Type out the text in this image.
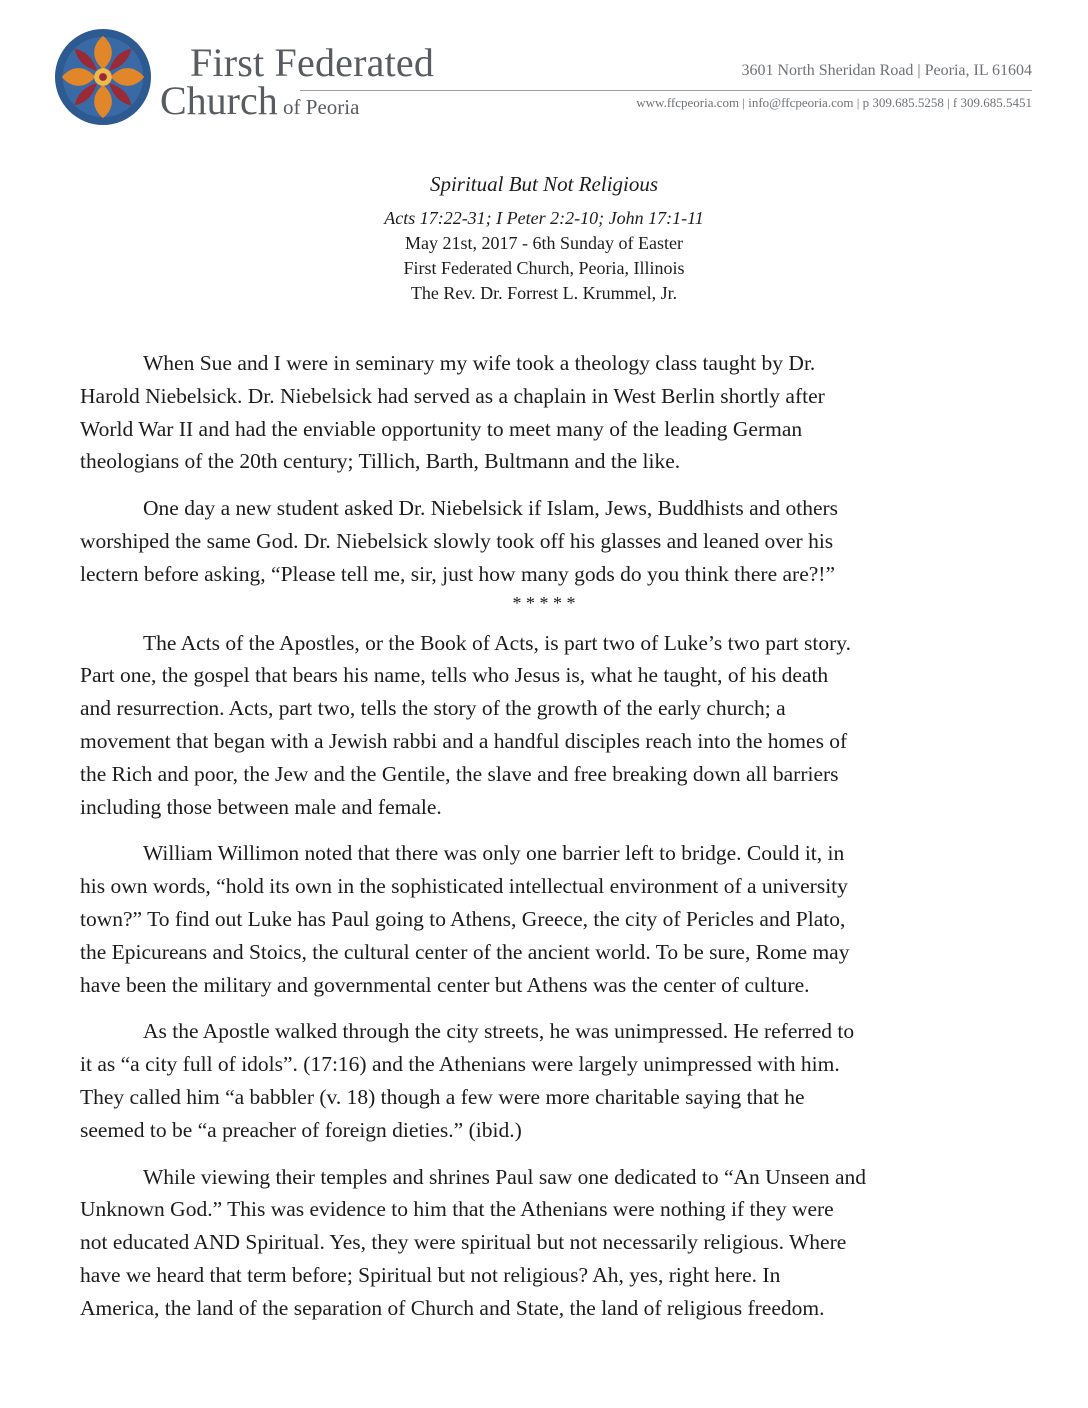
First Federated
Church of Peoria
3601 North Sheridan Road | Peoria, IL 61604
www.ffcpeoria.com | info@ffcpeoria.com | p 309.685.5258 | f 309.685.5451
Spiritual But Not Religious
Acts 17:22-31; I Peter 2:2-10; John 17:1-11
May 21st, 2017 - 6th Sunday of Easter
First Federated Church, Peoria, Illinois
The Rev. Dr. Forrest L. Krummel, Jr.
When Sue and I were in seminary my wife took a theology class taught by Dr.
Harold Niebelsick. Dr. Niebelsick had served as a chaplain in West Berlin shortly after
World War II and had the enviable opportunity to meet many of the leading German
theologians of the 20th century; Tillich, Barth, Bultmann and the like.
One day a new student asked Dr. Niebelsick if Islam, Jews, Buddhists and others
worshiped the same God. Dr. Niebelsick slowly took off his glasses and leaned over his
lectern before asking, “Please tell me, sir, just how many gods do you think there are?!”
* * * * *
The Acts of the Apostles, or the Book of Acts, is part two of Luke’s two part story.
Part one, the gospel that bears his name, tells who Jesus is, what he taught, of his death
and resurrection. Acts, part two, tells the story of the growth of the early church; a
movement that began with a Jewish rabbi and a handful disciples reach into the homes of
the Rich and poor, the Jew and the Gentile, the slave and free breaking down all barriers
including those between male and female.
William Willimon noted that there was only one barrier left to bridge. Could it, in
his own words, “hold its own in the sophisticated intellectual environment of a university
town?” To find out Luke has Paul going to Athens, Greece, the city of Pericles and Plato,
the Epicureans and Stoics, the cultural center of the ancient world. To be sure, Rome may
have been the military and governmental center but Athens was the center of culture.
As the Apostle walked through the city streets, he was unimpressed. He referred to
it as “a city full of idols”. (17:16) and the Athenians were largely unimpressed with him.
They called him “a babbler (v. 18) though a few were more charitable saying that he
seemed to be “a preacher of foreign dieties.” (ibid.)
While viewing their temples and shrines Paul saw one dedicated to “An Unseen and
Unknown God.” This was evidence to him that the Athenians were nothing if they were
not educated AND Spiritual. Yes, they were spiritual but not necessarily religious. Where
have we heard that term before; Spiritual but not religious? Ah, yes, right here. In
America, the land of the separation of Church and State, the land of religious freedom.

____

Your instructions:
Above are records to transcribe exactly; leave their pictures out.

Solution below:
Type out the text in this image.
First Federated
Church of Peoria
3601 North Sheridan Road | Peoria, IL 61604
www.ffcpeoria.com | info@ffcpeoria.com | p 309.685.5258 | f 309.685.5451
Spiritual But Not Religious
Acts 17:22-31; I Peter 2:2-10; John 17:1-11
May 21st, 2017 - 6th Sunday of Easter
First Federated Church, Peoria, Illinois
The Rev. Dr. Forrest L. Krummel, Jr.
When Sue and I were in seminary my wife took a theology class taught by Dr.
Harold Niebelsick. Dr. Niebelsick had served as a chaplain in West Berlin shortly after
World War II and had the enviable opportunity to meet many of the leading German
theologians of the 20th century; Tillich, Barth, Bultmann and the like.
One day a new student asked Dr. Niebelsick if Islam, Jews, Buddhists and others
worshiped the same God. Dr. Niebelsick slowly took off his glasses and leaned over his
lectern before asking, “Please tell me, sir, just how many gods do you think there are?!”
* * * * *
The Acts of the Apostles, or the Book of Acts, is part two of Luke’s two part story.
Part one, the gospel that bears his name, tells who Jesus is, what he taught, of his death
and resurrection. Acts, part two, tells the story of the growth of the early church; a
movement that began with a Jewish rabbi and a handful disciples reach into the homes of
the Rich and poor, the Jew and the Gentile, the slave and free breaking down all barriers
including those between male and female.
William Willimon noted that there was only one barrier left to bridge. Could it, in
his own words, “hold its own in the sophisticated intellectual environment of a university
town?” To find out Luke has Paul going to Athens, Greece, the city of Pericles and Plato,
the Epicureans and Stoics, the cultural center of the ancient world. To be sure, Rome may
have been the military and governmental center but Athens was the center of culture.
As the Apostle walked through the city streets, he was unimpressed. He referred to
it as “a city full of idols”. (17:16) and the Athenians were largely unimpressed with him.
They called him “a babbler (v. 18) though a few were more charitable saying that he
seemed to be “a preacher of foreign dieties.” (ibid.)
While viewing their temples and shrines Paul saw one dedicated to “An Unseen and
Unknown God.” This was evidence to him that the Athenians were nothing if they were
not educated AND Spiritual. Yes, they were spiritual but not necessarily religious. Where
have we heard that term before; Spiritual but not religious? Ah, yes, right here. In
America, the land of the separation of Church and State, the land of religious freedom.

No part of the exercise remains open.